■ TASK ITEM ■
Report back every line in the data that includes the string "Atenas".

--- EXERCISE DATA ---

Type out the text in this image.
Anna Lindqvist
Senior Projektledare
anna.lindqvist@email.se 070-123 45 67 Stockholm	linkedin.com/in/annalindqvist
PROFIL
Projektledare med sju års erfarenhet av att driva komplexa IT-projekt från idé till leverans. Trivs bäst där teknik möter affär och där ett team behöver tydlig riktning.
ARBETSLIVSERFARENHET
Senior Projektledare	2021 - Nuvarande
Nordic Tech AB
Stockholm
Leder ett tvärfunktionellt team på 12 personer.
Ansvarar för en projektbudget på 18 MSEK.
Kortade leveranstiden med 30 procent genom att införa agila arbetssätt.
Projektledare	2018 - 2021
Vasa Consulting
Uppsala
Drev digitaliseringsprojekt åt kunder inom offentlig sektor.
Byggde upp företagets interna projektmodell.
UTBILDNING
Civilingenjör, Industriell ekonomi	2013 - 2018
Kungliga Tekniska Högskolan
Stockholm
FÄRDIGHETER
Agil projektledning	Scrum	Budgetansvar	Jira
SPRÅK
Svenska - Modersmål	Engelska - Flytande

---
--- EXERCISE DATA ---

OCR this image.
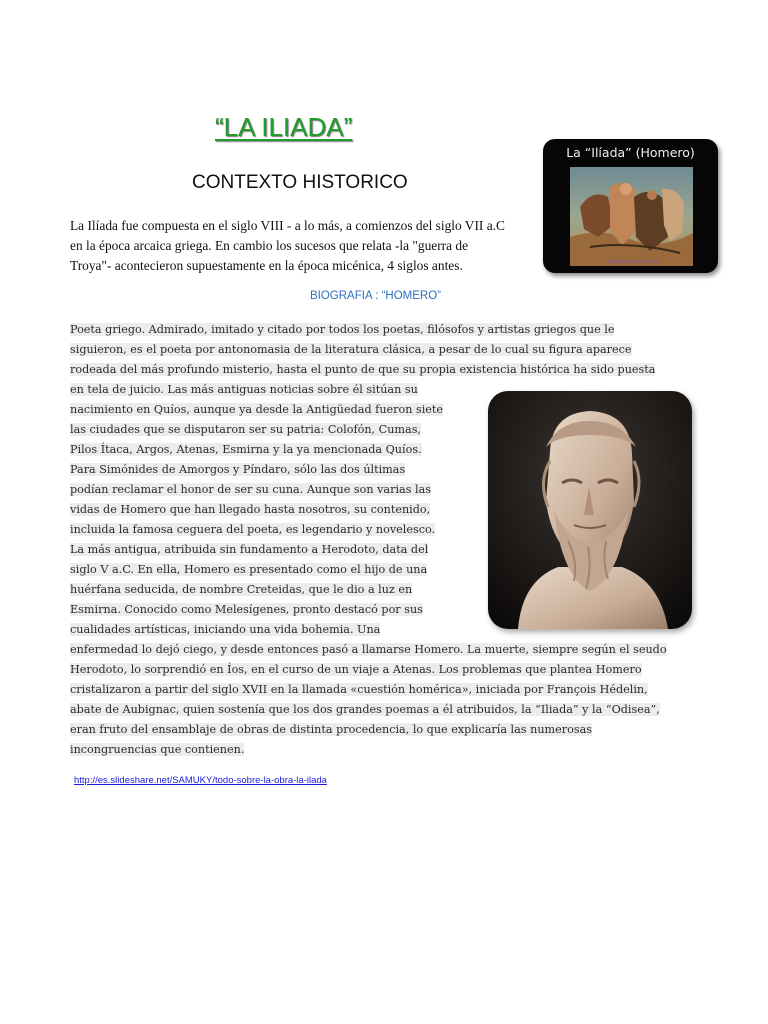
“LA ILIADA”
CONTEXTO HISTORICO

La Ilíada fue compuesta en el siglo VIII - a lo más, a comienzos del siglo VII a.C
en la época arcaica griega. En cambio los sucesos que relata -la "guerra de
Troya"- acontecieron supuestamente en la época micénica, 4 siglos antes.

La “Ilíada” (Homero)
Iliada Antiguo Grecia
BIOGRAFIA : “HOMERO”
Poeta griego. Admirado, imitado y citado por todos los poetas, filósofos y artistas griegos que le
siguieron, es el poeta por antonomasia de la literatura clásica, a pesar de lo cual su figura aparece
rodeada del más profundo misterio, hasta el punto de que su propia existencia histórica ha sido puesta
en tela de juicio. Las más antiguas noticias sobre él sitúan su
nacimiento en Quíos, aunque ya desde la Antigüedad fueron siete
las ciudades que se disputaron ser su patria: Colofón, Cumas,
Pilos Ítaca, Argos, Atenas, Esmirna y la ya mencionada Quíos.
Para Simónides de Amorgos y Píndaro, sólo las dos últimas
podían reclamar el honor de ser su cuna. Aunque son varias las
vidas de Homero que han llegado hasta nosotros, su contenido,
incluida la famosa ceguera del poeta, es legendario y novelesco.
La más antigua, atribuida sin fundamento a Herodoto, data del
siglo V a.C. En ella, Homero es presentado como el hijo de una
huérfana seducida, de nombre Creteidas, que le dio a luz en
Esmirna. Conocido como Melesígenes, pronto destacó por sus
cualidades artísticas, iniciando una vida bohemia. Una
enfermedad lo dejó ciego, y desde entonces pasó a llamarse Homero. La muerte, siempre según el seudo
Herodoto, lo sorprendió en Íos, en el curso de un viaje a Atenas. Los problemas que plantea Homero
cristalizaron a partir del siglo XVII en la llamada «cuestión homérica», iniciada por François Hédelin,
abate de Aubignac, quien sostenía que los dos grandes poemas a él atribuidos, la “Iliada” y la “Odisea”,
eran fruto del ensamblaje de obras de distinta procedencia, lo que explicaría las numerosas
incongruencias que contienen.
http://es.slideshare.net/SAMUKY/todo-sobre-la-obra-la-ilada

---

■ OUTPUT OF THE TASK ■
Pilos Ítaca, Argos, Atenas, Esmirna y la ya mencionada Quíos.
Herodoto, lo sorprendió en Íos, en el curso de un viaje a Atenas. Los problemas que plantea Homero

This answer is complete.